* Task input *
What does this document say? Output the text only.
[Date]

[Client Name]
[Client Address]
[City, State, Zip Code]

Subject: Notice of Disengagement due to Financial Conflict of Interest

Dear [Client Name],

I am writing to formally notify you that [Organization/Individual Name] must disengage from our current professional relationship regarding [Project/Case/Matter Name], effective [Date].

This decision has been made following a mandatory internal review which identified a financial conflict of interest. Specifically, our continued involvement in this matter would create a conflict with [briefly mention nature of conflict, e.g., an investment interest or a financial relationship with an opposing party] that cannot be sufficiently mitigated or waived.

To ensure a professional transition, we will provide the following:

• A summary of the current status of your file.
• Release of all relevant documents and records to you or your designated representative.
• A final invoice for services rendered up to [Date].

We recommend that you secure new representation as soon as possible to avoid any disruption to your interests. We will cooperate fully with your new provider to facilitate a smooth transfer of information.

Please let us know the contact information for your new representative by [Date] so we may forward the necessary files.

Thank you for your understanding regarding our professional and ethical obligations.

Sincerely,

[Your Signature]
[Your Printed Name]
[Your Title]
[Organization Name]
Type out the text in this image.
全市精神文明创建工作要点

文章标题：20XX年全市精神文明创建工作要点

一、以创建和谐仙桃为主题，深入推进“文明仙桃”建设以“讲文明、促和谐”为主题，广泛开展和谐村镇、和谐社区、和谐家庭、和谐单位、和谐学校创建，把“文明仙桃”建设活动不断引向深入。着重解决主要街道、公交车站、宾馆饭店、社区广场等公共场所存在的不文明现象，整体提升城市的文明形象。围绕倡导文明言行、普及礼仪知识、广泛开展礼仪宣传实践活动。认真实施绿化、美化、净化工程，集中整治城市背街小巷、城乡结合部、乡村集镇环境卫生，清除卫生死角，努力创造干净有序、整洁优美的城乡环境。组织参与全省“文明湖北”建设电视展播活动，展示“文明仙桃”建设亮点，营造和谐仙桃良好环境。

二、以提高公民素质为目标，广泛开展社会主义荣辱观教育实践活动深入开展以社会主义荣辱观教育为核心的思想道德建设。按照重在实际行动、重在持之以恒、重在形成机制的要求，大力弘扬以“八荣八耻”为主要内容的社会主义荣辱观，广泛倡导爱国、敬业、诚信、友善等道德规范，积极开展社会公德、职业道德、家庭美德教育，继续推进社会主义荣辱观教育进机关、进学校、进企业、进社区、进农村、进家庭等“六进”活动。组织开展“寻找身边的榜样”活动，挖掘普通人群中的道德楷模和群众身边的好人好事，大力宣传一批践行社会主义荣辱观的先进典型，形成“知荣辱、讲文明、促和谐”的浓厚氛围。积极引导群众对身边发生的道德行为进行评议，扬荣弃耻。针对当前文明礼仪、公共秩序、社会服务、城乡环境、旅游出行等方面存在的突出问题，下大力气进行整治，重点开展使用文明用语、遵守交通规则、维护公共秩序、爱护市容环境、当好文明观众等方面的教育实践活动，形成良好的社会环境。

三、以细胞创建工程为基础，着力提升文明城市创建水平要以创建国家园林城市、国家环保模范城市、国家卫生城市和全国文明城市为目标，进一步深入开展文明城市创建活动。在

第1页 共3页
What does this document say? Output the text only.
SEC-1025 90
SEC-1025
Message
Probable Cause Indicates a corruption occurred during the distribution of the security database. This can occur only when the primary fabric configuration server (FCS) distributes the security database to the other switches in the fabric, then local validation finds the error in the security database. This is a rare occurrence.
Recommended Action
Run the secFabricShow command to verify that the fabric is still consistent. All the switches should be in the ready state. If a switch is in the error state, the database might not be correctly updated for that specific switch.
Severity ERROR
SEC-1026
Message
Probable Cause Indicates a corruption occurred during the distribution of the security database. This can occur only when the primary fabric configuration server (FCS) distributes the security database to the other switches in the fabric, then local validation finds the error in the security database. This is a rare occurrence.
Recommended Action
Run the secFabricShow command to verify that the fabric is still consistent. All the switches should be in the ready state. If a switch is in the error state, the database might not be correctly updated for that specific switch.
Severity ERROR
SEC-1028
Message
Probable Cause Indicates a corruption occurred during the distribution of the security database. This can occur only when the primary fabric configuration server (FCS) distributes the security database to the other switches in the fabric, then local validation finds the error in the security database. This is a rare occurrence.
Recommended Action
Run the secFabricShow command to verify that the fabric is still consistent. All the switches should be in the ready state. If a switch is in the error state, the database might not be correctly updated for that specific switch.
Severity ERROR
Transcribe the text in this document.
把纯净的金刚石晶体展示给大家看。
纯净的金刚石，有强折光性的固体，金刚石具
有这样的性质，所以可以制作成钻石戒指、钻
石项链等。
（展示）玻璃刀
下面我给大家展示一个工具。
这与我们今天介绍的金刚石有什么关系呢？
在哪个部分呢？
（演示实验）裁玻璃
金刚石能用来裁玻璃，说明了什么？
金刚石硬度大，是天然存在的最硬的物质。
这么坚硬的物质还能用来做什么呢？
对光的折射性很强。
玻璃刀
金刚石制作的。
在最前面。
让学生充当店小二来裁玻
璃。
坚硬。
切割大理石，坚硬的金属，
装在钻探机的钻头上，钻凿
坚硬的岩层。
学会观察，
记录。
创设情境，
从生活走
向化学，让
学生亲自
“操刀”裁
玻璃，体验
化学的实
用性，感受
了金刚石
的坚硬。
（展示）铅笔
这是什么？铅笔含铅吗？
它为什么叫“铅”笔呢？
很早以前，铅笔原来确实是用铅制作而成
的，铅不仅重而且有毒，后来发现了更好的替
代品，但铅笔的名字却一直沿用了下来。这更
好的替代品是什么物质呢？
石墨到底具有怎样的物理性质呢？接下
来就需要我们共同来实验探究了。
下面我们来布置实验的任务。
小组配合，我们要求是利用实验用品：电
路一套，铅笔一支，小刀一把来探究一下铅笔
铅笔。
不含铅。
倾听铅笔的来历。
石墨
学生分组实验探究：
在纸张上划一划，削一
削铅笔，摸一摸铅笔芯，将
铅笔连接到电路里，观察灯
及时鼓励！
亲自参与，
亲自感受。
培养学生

* Task details *
From the data, pick out every line that includes "Client".

* The result *
[Client Name]
[Client Address]
Dear [Client Name],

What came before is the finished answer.